▸ **SUPPLIED INFORMATION**
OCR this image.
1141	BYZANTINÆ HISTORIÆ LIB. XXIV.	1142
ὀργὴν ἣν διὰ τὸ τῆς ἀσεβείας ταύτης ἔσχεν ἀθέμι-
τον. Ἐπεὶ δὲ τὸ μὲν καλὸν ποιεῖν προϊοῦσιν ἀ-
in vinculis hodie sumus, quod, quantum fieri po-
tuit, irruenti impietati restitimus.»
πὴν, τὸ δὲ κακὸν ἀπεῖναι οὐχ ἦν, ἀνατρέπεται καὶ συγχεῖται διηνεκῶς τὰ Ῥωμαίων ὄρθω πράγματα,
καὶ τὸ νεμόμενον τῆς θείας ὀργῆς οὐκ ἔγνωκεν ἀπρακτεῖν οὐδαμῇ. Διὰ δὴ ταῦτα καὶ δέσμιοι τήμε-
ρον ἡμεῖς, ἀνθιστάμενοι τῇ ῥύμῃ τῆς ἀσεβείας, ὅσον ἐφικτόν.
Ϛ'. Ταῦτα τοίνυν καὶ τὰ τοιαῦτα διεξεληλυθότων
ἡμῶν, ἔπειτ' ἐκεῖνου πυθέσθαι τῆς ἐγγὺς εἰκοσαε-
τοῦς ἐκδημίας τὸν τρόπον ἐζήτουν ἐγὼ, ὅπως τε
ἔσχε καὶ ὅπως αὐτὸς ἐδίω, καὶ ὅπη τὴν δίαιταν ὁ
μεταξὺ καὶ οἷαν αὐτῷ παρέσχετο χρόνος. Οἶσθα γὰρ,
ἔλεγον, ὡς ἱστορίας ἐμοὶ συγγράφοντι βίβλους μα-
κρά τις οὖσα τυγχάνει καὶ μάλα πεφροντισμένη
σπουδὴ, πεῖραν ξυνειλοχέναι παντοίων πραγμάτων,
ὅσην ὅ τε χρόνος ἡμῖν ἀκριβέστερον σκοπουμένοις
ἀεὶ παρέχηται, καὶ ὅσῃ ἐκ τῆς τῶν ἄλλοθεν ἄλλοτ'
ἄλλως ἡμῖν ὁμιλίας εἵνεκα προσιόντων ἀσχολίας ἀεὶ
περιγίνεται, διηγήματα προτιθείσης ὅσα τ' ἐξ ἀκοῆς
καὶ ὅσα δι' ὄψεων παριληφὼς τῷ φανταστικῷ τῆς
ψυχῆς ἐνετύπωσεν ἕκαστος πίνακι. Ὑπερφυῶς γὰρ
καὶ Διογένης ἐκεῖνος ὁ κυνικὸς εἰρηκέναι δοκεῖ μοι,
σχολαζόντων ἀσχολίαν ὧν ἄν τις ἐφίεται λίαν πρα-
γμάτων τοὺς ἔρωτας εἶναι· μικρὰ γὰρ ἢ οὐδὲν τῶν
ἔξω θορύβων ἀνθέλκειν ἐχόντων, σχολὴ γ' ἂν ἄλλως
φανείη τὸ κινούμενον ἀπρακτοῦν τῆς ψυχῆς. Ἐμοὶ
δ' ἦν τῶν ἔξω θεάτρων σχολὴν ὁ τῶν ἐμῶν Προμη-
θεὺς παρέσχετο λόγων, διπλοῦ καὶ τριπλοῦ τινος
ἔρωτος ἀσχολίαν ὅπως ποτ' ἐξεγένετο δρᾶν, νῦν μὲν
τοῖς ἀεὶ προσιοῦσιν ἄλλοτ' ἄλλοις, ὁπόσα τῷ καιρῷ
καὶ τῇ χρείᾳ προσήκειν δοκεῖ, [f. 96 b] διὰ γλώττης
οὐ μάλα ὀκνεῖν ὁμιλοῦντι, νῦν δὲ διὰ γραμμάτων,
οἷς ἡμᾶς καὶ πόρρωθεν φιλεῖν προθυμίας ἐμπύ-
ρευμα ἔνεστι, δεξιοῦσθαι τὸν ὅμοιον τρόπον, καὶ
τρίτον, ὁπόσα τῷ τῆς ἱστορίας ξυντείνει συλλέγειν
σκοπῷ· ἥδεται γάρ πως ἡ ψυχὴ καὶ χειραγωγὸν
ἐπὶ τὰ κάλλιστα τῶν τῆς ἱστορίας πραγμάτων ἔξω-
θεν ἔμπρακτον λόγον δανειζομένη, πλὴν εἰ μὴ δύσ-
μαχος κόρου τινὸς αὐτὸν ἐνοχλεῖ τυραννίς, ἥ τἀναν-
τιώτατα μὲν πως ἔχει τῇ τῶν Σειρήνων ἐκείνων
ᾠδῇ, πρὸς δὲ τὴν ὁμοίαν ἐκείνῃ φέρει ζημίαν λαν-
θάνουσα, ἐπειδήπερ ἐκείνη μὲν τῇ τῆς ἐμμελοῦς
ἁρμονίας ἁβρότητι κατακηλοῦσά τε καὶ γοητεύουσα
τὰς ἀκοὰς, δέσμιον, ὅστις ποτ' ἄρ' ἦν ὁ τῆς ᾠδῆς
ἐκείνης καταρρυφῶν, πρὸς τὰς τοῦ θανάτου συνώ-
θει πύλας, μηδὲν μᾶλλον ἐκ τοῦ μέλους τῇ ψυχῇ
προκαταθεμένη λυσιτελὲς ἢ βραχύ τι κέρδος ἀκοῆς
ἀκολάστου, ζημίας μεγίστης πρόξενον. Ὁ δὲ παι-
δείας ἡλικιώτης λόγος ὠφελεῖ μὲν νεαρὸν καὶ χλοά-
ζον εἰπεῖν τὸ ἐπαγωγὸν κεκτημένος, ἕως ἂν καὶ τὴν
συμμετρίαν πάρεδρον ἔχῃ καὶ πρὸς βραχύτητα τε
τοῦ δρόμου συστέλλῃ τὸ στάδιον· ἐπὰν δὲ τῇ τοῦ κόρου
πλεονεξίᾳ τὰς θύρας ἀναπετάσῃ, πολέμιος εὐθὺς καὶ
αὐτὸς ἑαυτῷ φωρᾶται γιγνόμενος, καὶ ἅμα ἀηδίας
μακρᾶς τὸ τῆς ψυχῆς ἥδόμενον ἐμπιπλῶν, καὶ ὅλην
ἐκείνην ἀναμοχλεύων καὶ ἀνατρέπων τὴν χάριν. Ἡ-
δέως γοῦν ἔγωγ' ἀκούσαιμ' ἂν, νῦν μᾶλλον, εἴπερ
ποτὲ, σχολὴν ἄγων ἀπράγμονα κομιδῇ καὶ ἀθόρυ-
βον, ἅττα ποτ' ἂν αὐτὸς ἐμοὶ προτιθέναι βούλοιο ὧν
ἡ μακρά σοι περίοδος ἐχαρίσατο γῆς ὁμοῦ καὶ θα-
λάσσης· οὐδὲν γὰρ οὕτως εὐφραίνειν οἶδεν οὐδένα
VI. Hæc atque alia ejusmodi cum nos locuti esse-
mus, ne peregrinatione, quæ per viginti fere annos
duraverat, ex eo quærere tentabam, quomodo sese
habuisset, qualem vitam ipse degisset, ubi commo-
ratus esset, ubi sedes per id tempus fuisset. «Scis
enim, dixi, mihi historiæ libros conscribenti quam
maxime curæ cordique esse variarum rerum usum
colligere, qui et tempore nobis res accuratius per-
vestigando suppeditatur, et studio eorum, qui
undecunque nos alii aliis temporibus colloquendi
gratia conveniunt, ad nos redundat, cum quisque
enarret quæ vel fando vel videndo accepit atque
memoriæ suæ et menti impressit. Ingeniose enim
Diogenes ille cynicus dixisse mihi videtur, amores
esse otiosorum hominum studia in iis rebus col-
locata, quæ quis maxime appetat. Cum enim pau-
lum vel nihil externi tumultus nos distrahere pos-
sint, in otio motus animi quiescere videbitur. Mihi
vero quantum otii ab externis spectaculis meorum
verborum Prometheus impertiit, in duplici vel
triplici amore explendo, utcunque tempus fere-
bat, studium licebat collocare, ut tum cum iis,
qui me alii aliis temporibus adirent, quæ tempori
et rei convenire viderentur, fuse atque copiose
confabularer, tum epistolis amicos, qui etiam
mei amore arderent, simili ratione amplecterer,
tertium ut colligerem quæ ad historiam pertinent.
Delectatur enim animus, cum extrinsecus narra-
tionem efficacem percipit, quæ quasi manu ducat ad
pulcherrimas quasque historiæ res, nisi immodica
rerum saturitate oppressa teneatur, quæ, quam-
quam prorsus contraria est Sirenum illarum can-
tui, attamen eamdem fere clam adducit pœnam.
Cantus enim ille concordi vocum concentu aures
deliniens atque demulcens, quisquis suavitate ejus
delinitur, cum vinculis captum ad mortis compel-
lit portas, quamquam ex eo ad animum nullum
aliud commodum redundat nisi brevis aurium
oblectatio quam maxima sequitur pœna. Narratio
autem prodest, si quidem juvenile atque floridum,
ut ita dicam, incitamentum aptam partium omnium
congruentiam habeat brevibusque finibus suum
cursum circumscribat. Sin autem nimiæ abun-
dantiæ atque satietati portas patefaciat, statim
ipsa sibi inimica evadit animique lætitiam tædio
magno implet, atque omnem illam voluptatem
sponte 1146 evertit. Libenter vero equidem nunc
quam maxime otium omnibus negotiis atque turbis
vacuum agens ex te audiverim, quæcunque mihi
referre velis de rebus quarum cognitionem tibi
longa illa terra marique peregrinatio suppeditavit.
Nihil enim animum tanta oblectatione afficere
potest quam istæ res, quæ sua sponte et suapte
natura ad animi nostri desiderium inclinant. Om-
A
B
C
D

▸ **EXERCISE DETAILS**
Report the number of lines in the listing that include the string "δοκεῖ"; give nothing but the number.

▸ **WRITTEN ANSWER**
2